▶ [Instruction] Will you print the rows verbatim, from the first line through the line containing "road-shield: TX 121 bbox=[40, 25, 91, 46]", with both ends included?

Dataset rows
──────────

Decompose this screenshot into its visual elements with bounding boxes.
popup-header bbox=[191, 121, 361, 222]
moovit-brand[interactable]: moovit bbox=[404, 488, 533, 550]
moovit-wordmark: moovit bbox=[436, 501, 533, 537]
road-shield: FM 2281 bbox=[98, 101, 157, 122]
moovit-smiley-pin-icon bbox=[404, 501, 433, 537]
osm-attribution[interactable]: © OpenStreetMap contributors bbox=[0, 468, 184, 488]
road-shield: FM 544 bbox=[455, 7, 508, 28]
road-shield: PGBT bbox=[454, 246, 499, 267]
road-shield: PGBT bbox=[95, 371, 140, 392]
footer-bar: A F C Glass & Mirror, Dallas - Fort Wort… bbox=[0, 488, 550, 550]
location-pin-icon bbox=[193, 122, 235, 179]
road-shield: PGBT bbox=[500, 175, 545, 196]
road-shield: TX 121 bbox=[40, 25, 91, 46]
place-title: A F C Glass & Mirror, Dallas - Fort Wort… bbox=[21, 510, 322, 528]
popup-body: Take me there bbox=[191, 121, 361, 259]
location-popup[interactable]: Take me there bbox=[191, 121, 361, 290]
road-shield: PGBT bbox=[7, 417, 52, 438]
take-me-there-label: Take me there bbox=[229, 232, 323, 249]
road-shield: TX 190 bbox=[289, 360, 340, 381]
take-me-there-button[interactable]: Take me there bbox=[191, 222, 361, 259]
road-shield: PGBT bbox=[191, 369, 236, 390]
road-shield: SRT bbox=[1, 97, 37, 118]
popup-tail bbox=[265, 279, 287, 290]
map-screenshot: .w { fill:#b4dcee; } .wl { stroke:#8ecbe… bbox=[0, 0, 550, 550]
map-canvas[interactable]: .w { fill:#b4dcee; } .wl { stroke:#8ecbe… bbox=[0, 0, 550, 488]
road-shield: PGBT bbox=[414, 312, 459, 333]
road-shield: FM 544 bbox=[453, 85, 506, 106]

──────────

▶ [Problem solution]
Decompose this screenshot into its visual elements with bounding boxes.
popup-header bbox=[191, 121, 361, 222]
moovit-brand[interactable]: moovit bbox=[404, 488, 533, 550]
moovit-wordmark: moovit bbox=[436, 501, 533, 537]
road-shield: FM 2281 bbox=[98, 101, 157, 122]
moovit-smiley-pin-icon bbox=[404, 501, 433, 537]
osm-attribution[interactable]: © OpenStreetMap contributors bbox=[0, 468, 184, 488]
road-shield: FM 544 bbox=[455, 7, 508, 28]
road-shield: PGBT bbox=[454, 246, 499, 267]
road-shield: PGBT bbox=[95, 371, 140, 392]
footer-bar: A F C Glass & Mirror, Dallas - Fort Wort… bbox=[0, 488, 550, 550]
location-pin-icon bbox=[193, 122, 235, 179]
road-shield: PGBT bbox=[500, 175, 545, 196]
road-shield: TX 121 bbox=[40, 25, 91, 46]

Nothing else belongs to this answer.